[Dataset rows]
☆ ☆ ☆ ☆ ☆
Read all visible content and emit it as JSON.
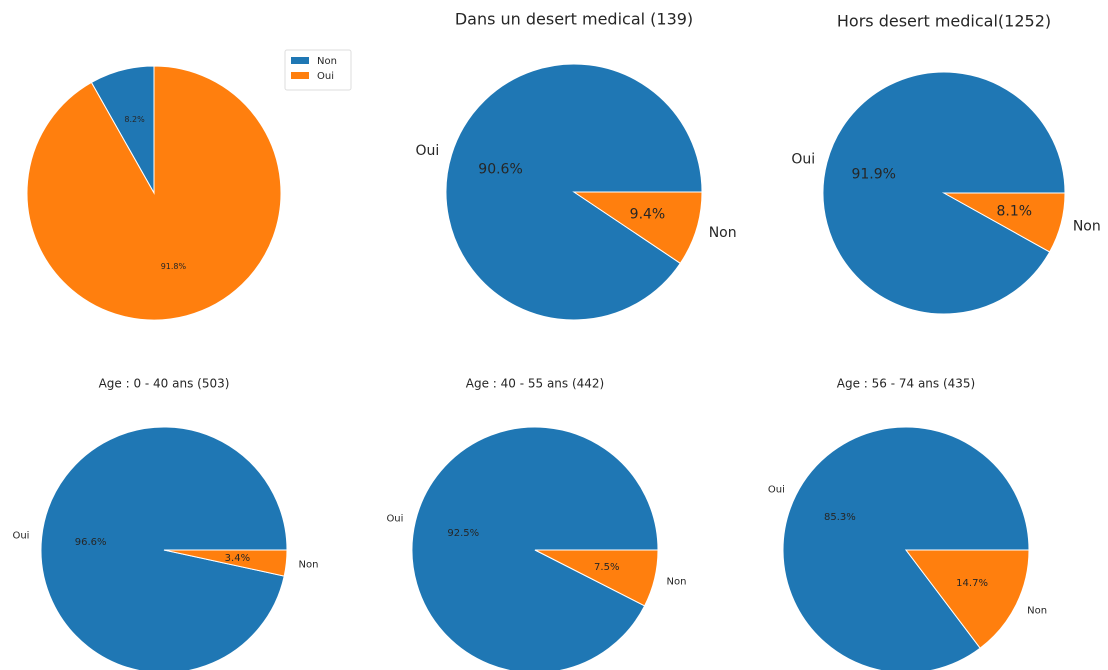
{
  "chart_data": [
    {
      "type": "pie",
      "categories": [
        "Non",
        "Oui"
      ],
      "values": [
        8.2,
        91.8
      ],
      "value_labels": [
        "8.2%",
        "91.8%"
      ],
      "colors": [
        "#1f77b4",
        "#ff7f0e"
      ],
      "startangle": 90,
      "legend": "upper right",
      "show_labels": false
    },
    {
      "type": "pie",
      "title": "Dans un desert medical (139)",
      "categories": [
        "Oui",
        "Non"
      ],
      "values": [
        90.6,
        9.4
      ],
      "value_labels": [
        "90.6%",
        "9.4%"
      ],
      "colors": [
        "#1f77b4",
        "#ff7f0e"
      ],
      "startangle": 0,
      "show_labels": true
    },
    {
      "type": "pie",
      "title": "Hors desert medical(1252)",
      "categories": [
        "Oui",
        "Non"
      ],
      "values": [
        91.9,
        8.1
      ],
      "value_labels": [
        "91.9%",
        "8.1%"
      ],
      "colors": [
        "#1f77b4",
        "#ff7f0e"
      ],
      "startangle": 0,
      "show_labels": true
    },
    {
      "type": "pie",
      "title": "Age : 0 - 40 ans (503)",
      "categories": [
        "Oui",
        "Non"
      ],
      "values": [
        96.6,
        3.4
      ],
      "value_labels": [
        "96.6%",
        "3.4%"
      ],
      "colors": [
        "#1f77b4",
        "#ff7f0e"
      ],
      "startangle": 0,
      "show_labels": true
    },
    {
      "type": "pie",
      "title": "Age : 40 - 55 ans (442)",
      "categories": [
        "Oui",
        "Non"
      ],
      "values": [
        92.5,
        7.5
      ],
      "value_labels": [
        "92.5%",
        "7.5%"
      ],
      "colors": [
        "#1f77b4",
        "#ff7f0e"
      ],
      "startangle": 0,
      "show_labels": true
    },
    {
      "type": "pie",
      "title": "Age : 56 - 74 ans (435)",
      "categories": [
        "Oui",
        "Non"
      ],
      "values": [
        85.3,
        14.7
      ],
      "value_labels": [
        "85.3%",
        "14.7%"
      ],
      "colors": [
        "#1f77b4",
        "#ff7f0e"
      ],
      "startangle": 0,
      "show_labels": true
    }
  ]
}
☆ ☆ ☆ ☆ ☆
__Directions for this task__. Copy the material above in full and exactly, skipping pictures.

__Exercise solution__.
Read all visible content and emit it as JSON.
{
  "chart_data": [
    {
      "type": "pie",
      "categories": [
        "Non",
        "Oui"
      ],
      "values": [
        8.2,
        91.8
      ],
      "value_labels": [
        "8.2%",
        "91.8%"
      ],
      "colors": [
        "#1f77b4",
        "#ff7f0e"
      ],
      "startangle": 90,
      "legend": "upper right",
      "show_labels": false
    },
    {
      "type": "pie",
      "title": "Dans un desert medical (139)",
      "categories": [
        "Oui",
        "Non"
      ],
      "values": [
        90.6,
        9.4
      ],
      "value_labels": [
        "90.6%",
        "9.4%"
      ],
      "colors": [
        "#1f77b4",
        "#ff7f0e"
      ],
      "startangle": 0,
      "show_labels": true
    },
    {
      "type": "pie",
      "title": "Hors desert medical(1252)",
      "categories": [
        "Oui",
        "Non"
      ],
      "values": [
        91.9,
        8.1
      ],
      "value_labels": [
        "91.9%",
        "8.1%"
      ],
      "colors": [
        "#1f77b4",
        "#ff7f0e"
      ],
      "startangle": 0,
      "show_labels": true
    },
    {
      "type": "pie",
      "title": "Age : 0 - 40 ans (503)",
      "categories": [
        "Oui",
        "Non"
      ],
      "values": [
        96.6,
        3.4
      ],
      "value_labels": [
        "96.6%",
        "3.4%"
      ],
      "colors": [
        "#1f77b4",
        "#ff7f0e"
      ],
      "startangle": 0,
      "show_labels": true
    },
    {
      "type": "pie",
      "title": "Age : 40 - 55 ans (442)",
      "categories": [
        "Oui",
        "Non"
      ],
      "values": [
        92.5,
        7.5
      ],
      "value_labels": [
        "92.5%",
        "7.5%"
      ],
      "colors": [
        "#1f77b4",
        "#ff7f0e"
      ],
      "startangle": 0,
      "show_labels": true
    },
    {
      "type": "pie",
      "title": "Age : 56 - 74 ans (435)",
      "categories": [
        "Oui",
        "Non"
      ],
      "values": [
        85.3,
        14.7
      ],
      "value_labels": [
        "85.3%",
        "14.7%"
      ],
      "colors": [
        "#1f77b4",
        "#ff7f0e"
      ],
      "startangle": 0,
      "show_labels": true
    }
  ]
}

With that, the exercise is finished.